▶ _WHAT IS EXPECTED_:
Transcribe precisely those lines of the listing that fall between the line containing "Extract all readable text from this page." and the last line, inclusive of both.

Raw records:
═══
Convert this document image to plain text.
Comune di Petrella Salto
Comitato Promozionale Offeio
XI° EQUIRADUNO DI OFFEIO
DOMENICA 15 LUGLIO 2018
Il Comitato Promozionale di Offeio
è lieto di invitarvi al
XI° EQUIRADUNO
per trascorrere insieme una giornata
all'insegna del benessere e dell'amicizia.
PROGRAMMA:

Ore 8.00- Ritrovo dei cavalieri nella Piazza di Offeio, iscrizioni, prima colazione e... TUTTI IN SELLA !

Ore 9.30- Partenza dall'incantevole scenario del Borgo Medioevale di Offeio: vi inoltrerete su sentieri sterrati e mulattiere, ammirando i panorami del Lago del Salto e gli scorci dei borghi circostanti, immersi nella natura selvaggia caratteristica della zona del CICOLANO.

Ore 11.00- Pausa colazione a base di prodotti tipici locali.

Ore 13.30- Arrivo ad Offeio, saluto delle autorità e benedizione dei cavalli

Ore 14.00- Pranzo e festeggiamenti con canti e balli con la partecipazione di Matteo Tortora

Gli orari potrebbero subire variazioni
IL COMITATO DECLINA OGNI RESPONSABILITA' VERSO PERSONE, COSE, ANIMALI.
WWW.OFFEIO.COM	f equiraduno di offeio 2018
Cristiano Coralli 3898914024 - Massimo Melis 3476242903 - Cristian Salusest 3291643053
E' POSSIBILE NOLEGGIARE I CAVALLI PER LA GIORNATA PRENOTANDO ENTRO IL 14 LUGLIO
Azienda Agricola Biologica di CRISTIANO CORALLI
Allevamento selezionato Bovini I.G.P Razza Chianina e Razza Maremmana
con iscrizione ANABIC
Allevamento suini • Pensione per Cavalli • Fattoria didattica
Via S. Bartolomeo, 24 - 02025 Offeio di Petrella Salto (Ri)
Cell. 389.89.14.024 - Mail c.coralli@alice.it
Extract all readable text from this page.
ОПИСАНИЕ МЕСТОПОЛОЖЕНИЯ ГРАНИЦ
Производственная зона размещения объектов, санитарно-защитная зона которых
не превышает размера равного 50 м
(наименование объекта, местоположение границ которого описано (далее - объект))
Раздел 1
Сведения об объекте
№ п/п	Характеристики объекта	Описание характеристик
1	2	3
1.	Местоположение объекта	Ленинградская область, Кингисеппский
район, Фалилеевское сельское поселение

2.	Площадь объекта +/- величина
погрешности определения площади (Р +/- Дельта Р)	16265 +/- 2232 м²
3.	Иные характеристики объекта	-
═══
▶ _EXERCISE ANSWER_:
Extract all readable text from this page.
ОПИСАНИЕ МЕСТОПОЛОЖЕНИЯ ГРАНИЦ
Производственная зона размещения объектов, санитарно-защитная зона которых
не превышает размера равного 50 м
(наименование объекта, местоположение границ которого описано (далее - объект))
Раздел 1
Сведения об объекте
№ п/п	Характеристики объекта	Описание характеристик
1	2	3
1.	Местоположение объекта	Ленинградская область, Кингисеппский
район, Фалилеевское сельское поселение

2.	Площадь объекта +/- величина
погрешности определения площади (Р +/- Дельта Р)	16265 +/- 2232 м²
3.	Иные характеристики объекта	-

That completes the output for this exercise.